Mi propósito es mucho más modesto. Se limita a comentar algunos rasgos de lo nacional en relación con lo popular en la actualidad, o más exactamente, hablar de sus vicisitudes actuales. Con más sugerencias y opiniones que elaboraciones y datos, ruego para estas líneas la dispensa debida al ensayo.
1. Algunas precisiones
Lo primero, primero. Lo nacional implica siempre una dimensión de clases. Implica, esto es, están íntimamente relacionadas la nación y las clases sociales que contiene, aunque eso no necesariamente se muestre, o incluso se oculte: una de las funciones principales de la nación es encubrir la dominación de clases. En sentido contrario, «implica» previene contra la reducción de lo nacional a lo clasista, denota que se trata de una relación. Además, es un hecho que lo nacional tiene otras dimensiones fuera de la de clases. En Cuba, los tremendos impactos de la justicia social ejercitada y del fin de la dominación neocolonial sucedieron juntos —sólo juntos podían suceder—, superando a los antiguos discursos nacionalistas y a las ideas y prácticas reformistas. Por eso []llamo a la [revolución] de 1959[] revolución socialista de liberación nacional.
En los años 70 se abrió paso una segunda etapa del proceso de transición socialista, muy contradictoria, que no es el caso exponer aquí[1].Ella fue teatro de extraordinarios logros, y también de deformaciones, detenciones y retrocesos. En ese tiempo marcharon juntos el consenso de la mayoría, legitimador del régimen de la revolución verdadera, y la ideología del régimen burocratizado, autoritaria e invasora de todos los espacios; eso generó una trágica confusión. Aquella ideología se arrogó la propiedad del socialismo y de la visión «clasista», y llegó a creerse suma dispensadora de calificaciones, premios y castigos. Fue muy cerrada, más parecida a una camisa de fuerza que a un impulsor de creaciones. El profundo desgaste del socialismo en los 90 es más grave porque resulta natural confundirlo con la ideología que en esos años reinó en su nombre. Es triste escuchar a muchos calificar erróneamente de «izquierda» [] las posiciones dogmáticas trasnochadas, [e]l autoritarismo, [] los discursos y sacerdotes sobrevivientes de aquella ideología, o a la simple estupidez.
Ante el presente, y mirando al futuro, puede ser funesto olvidar la dimensión de clases. Pero ese olvido reina en la mayoría de las referencias y visiones diversas de lo nacional en Cuba actual. Es natural que parezca de mal gusto hablar de clases y más cuando algunos se encargan todavía, con su actitud, de reforzar el rechazo al viejo dogma. Pero ese discurso ya no decide nada. En otra dirección, el olvido de la existencia, relaciones, actuaciones e ideologías de las clases sociales resulta funcional para el avance de relaciones capitalistas que vayan sustituyendo a las de transición socialista. Entonces puede predominar una exclusión tácita del tema de las clases sin que exista acuerdo entre los que la realizan. Es imprescindible que se retome este tema crucial, desde ópticas y modos distintos, para comprender los procesos y tendencias actuales, y las motivaciones e intereses en que están inscritos.

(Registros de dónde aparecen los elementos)
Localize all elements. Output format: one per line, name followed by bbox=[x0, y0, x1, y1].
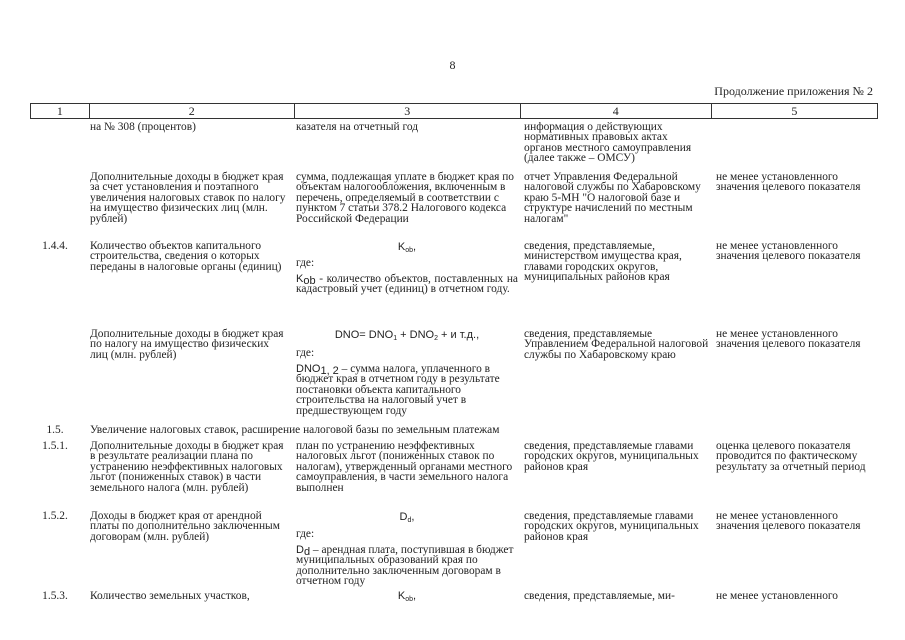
row1-target-text: не менее установленного значения целевого показателя bbox=[716, 171, 861, 194]
column-header-3: 3 bbox=[294, 104, 520, 119]
row6-target-text: не менее установленного значения целевого показателя bbox=[716, 510, 861, 533]
row1-indicator-text: Дополнительные доходы в бюджет края за счет установления и поэтапного увеличения налоговых ставок по налогу на имущество физических лиц (млн. рублей) bbox=[90, 171, 286, 225]
column-header-row bbox=[30, 103, 878, 119]
row5-indicator-text: Дополнительные доходы в бюджет края в результате реализации плана по устранению неэффективных налоговых льгот (пониженных ставок) в части земельного налога (млн. рублей) bbox=[90, 440, 284, 494]
row2-where-label: где: bbox=[296, 257, 315, 269]
row3-indicator-text: Дополнительные доходы в бюджет края по налогу на имущество физических лиц (млн. рублей) bbox=[90, 328, 284, 361]
row7-indicator-text: Количество земельных участков, bbox=[90, 590, 250, 602]
row3-source-text: сведения, представляемые Управлением Федеральной налоговой службы по Хабаровскому краю bbox=[524, 328, 709, 361]
section-title: Увеличение налоговых ставок, расширение налоговой базы по земельным платежам bbox=[90, 424, 500, 436]
row2-number: 1.4.4. bbox=[42, 240, 68, 252]
column-header-1: 1 bbox=[31, 104, 90, 119]
row3-target-text: не менее установленного значения целевого показателя bbox=[716, 328, 861, 351]
row6-formula: $D_d$, bbox=[399, 511, 415, 524]
row5-method-text: план по устранению неэффективных налоговых льгот (пониженных ставок по налогам), утвержденный органами местного самоуправления, в части земельного налога выполнен bbox=[296, 440, 513, 494]
row7-formula: $K_{ob}$, bbox=[397, 590, 417, 603]
column-header-4: 4 bbox=[520, 104, 711, 119]
row5-number: 1.5.1. bbox=[42, 440, 68, 452]
row6-source-text: сведения, представляемые главами городских округов, муниципальных районов края bbox=[524, 510, 699, 543]
row7-number: 1.5.3. bbox=[42, 590, 68, 602]
row0-indicator-text: на № 308 (процентов) bbox=[90, 121, 196, 133]
row2-definition: $K_{ob}$ - количество объектов, поставленных на кадастровый учет (единиц) в отчетном году. bbox=[296, 273, 518, 296]
row2-source-text: сведения, представляемые, министерством имущества края, главами городских округов, муниципальных районов края bbox=[524, 240, 682, 284]
column-header-2: 2 bbox=[89, 104, 294, 119]
row2-formula: $K_{ob}$, bbox=[397, 241, 417, 254]
row7-source-text: сведения, представляемые, ми- bbox=[524, 590, 675, 602]
row0-source-text: информация о действующих нормативных правовых актах органов местного самоуправления (далее также – ОМСУ) bbox=[524, 121, 692, 165]
row2-indicator-text: Количество объектов капитального строительства, сведения о которых переданы в налоговые органы (единиц) bbox=[90, 240, 282, 273]
row3-formula: $DNO= DNO_1 + DNO_2 + и$ т.д., bbox=[334, 329, 480, 342]
row1-method-text: сумма, подлежащая уплате в бюджет края по объектам налогообложения, включенным в перечень, определяемый в соответствии с пунктом 7 статьи 378.2 Налогового кодекса Российской Федерации bbox=[296, 171, 515, 225]
row0-method-text: казателя на отчетный год bbox=[296, 121, 419, 133]
row2-target-text: не менее установленного значения целевого показателя bbox=[716, 240, 861, 263]
row5-source-text: сведения, представляемые главами городских округов, муниципальных районов края bbox=[524, 440, 699, 473]
row7-target-text: не менее установленного bbox=[716, 590, 838, 602]
row1-source-text: отчет Управления Федеральной налоговой службы по Хабаровскому краю 5-МН "О налоговой базе и структуре начислений по местным налогам" bbox=[524, 171, 701, 225]
row3-where-label: где: bbox=[296, 347, 315, 359]
row3-definition: $DNO_{1, 2}$ – сумма налога, уплаченного в бюджет края в отчетном году в результате постановки объекта капитального строительства на налоговый учет в предшествующем году bbox=[296, 363, 500, 417]
row4-number: 1.5. bbox=[46, 424, 64, 436]
page-number: 8 bbox=[449, 58, 456, 72]
row6-definition: $D_d$ – арендная плата, поступившая в бюджет муниципальных образований края по дополнительно заключенным договорам в отчетном году bbox=[296, 544, 514, 588]
continuation-label: Продолжение приложения № 2 bbox=[714, 84, 873, 98]
row5-target-text: оценка целевого показателя проводится по фактическому результату за отчетный период bbox=[716, 440, 866, 473]
row6-where-label: где: bbox=[296, 528, 315, 540]
column-header-5: 5 bbox=[711, 104, 877, 119]
row6-number: 1.5.2. bbox=[42, 510, 68, 522]
row6-indicator-text: Доходы в бюджет края от арендной платы по дополнительно заключенным договорам (млн. рублей) bbox=[90, 510, 280, 543]
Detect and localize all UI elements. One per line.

## LISTA DE TAREAS
1. Devuelve sin cambios el tramo del ensayo sobre lo nacional y las clases que empieza con las palabras que contienen "1. Algunas precisiones" y acaba con "de liberación nacional.".
2. Según el ensayo sobre lo nacional y las clases, ¿cuál es una de las funciones principales de la nación?
Las filas no tienen relación con el texto.

## RESULTADOS EN ORDEN
1.
1. Algunas precisiones
Lo primero, primero. Lo nacional implica siempre una dimensión de clases. Implica, esto es, están íntimamente relacionadas la nación y las clases sociales que contiene, aunque eso no necesariamente se muestre, o incluso se oculte: una de las funciones principales de la nación es encubrir la dominación de clases. En sentido contrario, «implica» previene contra la reducción de lo nacional a lo clasista, denota que se trata de una relación. Además, es un hecho que lo nacional tiene otras dimensiones fuera de la de clases. En Cuba, los tremendos impactos de la justicia social ejercitada y del fin de la dominación neocolonial sucedieron juntos —sólo juntos podían suceder—, superando a los antiguos discursos nacionalistas y a las ideas y prácticas reformistas. Por eso []llamo a la [revolución] de 1959[] revolución socialista de liberación nacional.

2. Encubrir la dominación de clases.